**DIRECTIONS:**
Go through the entries and say how many lines contain the string "true". The number is the whole answer.

Stored data:
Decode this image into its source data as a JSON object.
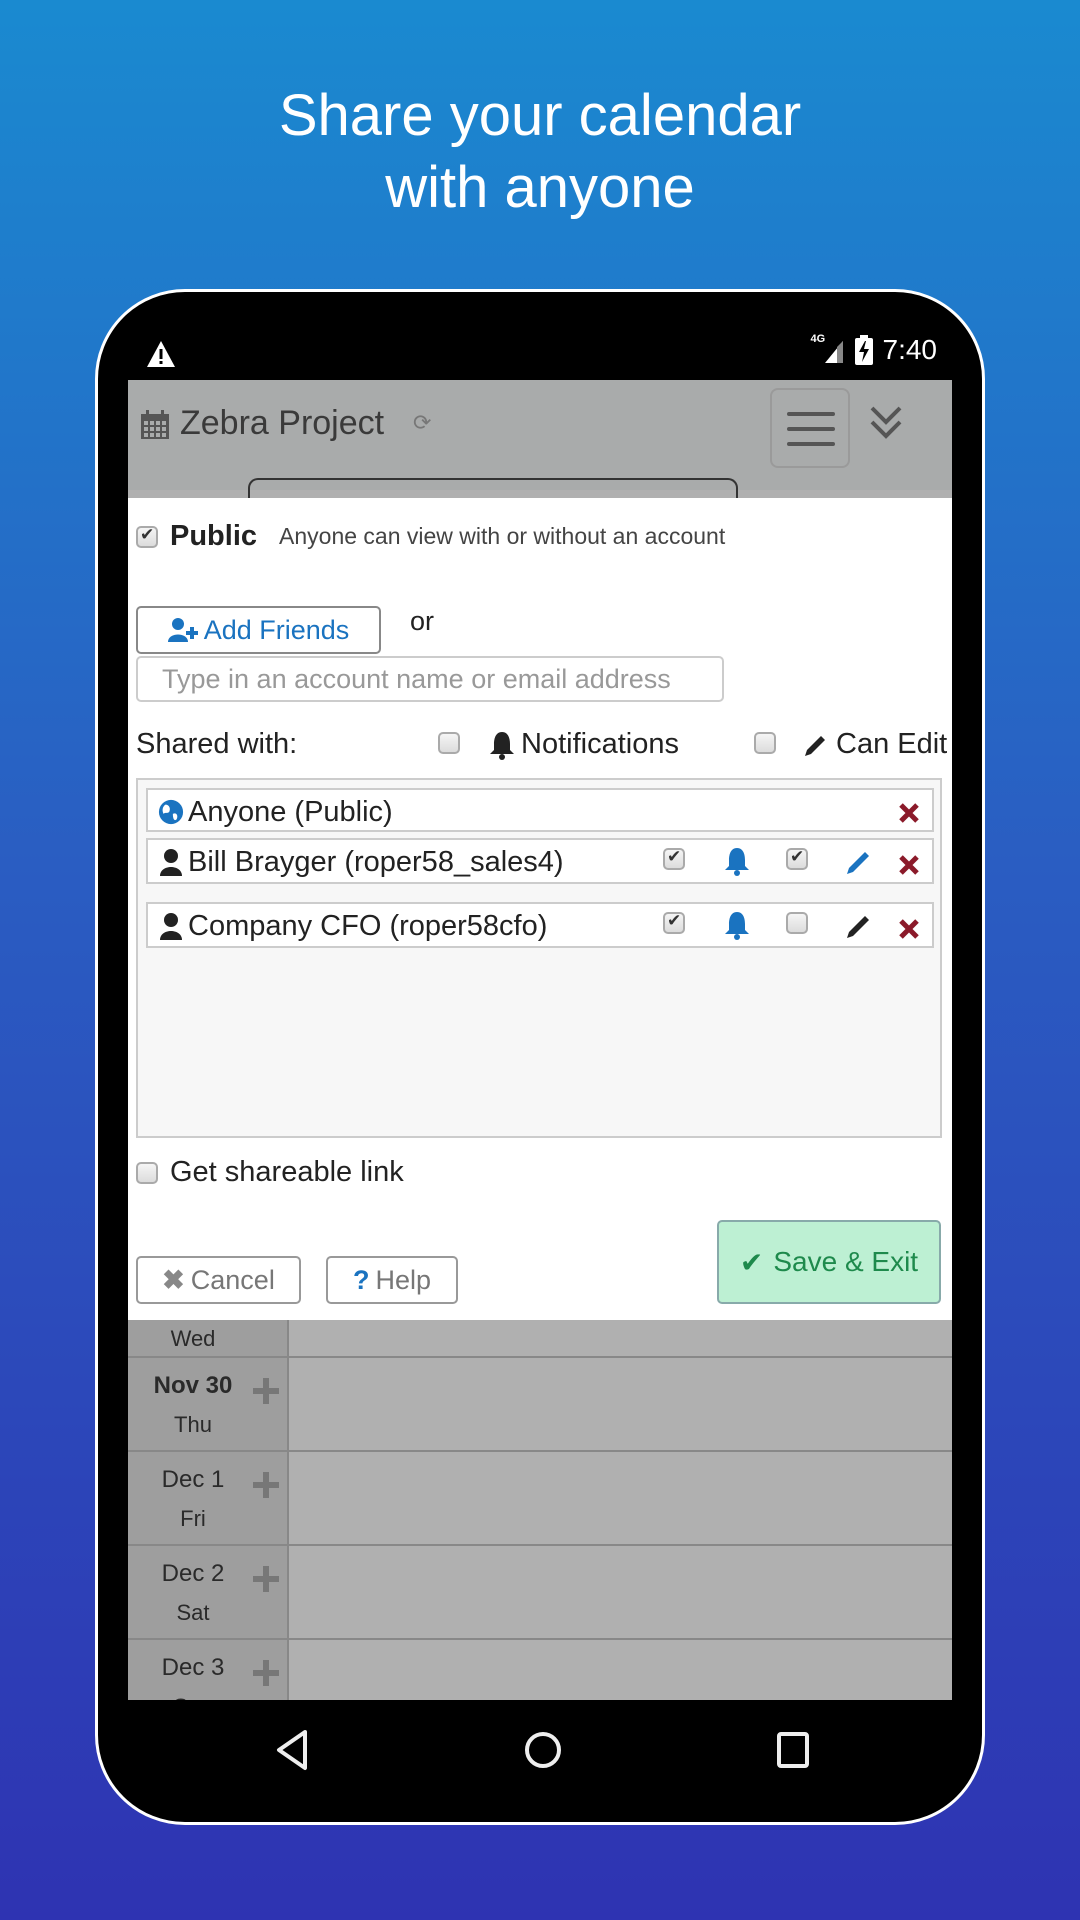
{
  "headline": {
    "line1": "Share your calendar",
    "line2": "with anyone"
  },
  "status_bar": {
    "network": "4G",
    "time": "7:40",
    "icons": [
      "warning-icon",
      "signal-icon",
      "battery-charging-icon"
    ]
  },
  "app_bar": {
    "title": "Zebra Project",
    "icons": [
      "calendar-icon",
      "sync-icon",
      "hamburger-menu-icon",
      "double-chevron-down-icon"
    ]
  },
  "share_dialog": {
    "public": {
      "checked": true,
      "label": "Public",
      "description": "Anyone can view with or without an account"
    },
    "add_friends_label": "Add Friends",
    "or_label": "or",
    "account_input": {
      "value": "",
      "placeholder": "Type in an account name or email address"
    },
    "shared_with_label": "Shared with:",
    "notifications_header": {
      "label": "Notifications",
      "checked": false
    },
    "can_edit_header": {
      "label": "Can Edit",
      "checked": false
    },
    "entries": [
      {
        "name": "Anyone (Public)",
        "type": "public",
        "notifications": null,
        "can_edit": null
      },
      {
        "name": "Bill Brayger (roper58_sales4)",
        "type": "user",
        "notifications": true,
        "can_edit": true
      },
      {
        "name": "Company CFO (roper58cfo)",
        "type": "user",
        "notifications": true,
        "can_edit": false
      }
    ],
    "shareable_link": {
      "label": "Get shareable link",
      "checked": false
    },
    "buttons": {
      "cancel": "Cancel",
      "help": "Help",
      "save": "Save & Exit"
    }
  },
  "calendar": {
    "rows": [
      {
        "date": "",
        "dow": "Wed",
        "today": false
      },
      {
        "date": "Nov 30",
        "dow": "Thu",
        "today": true
      },
      {
        "date": "Dec 1",
        "dow": "Fri",
        "today": false
      },
      {
        "date": "Dec 2",
        "dow": "Sat",
        "today": false
      },
      {
        "date": "Dec 3",
        "dow": "Sun",
        "today": false
      }
    ]
  },
  "colors": {
    "accent_blue": "#1a73c0",
    "remove_red": "#8b1a2a",
    "save_green_bg": "#bdf0d3",
    "save_green_text": "#1e8a4c",
    "bg_gradient_top": "#1a8ad0",
    "bg_gradient_bottom": "#2e33b2"
  }
}
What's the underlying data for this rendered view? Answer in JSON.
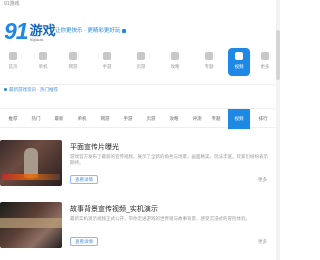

**FULL SOLUTION:**
5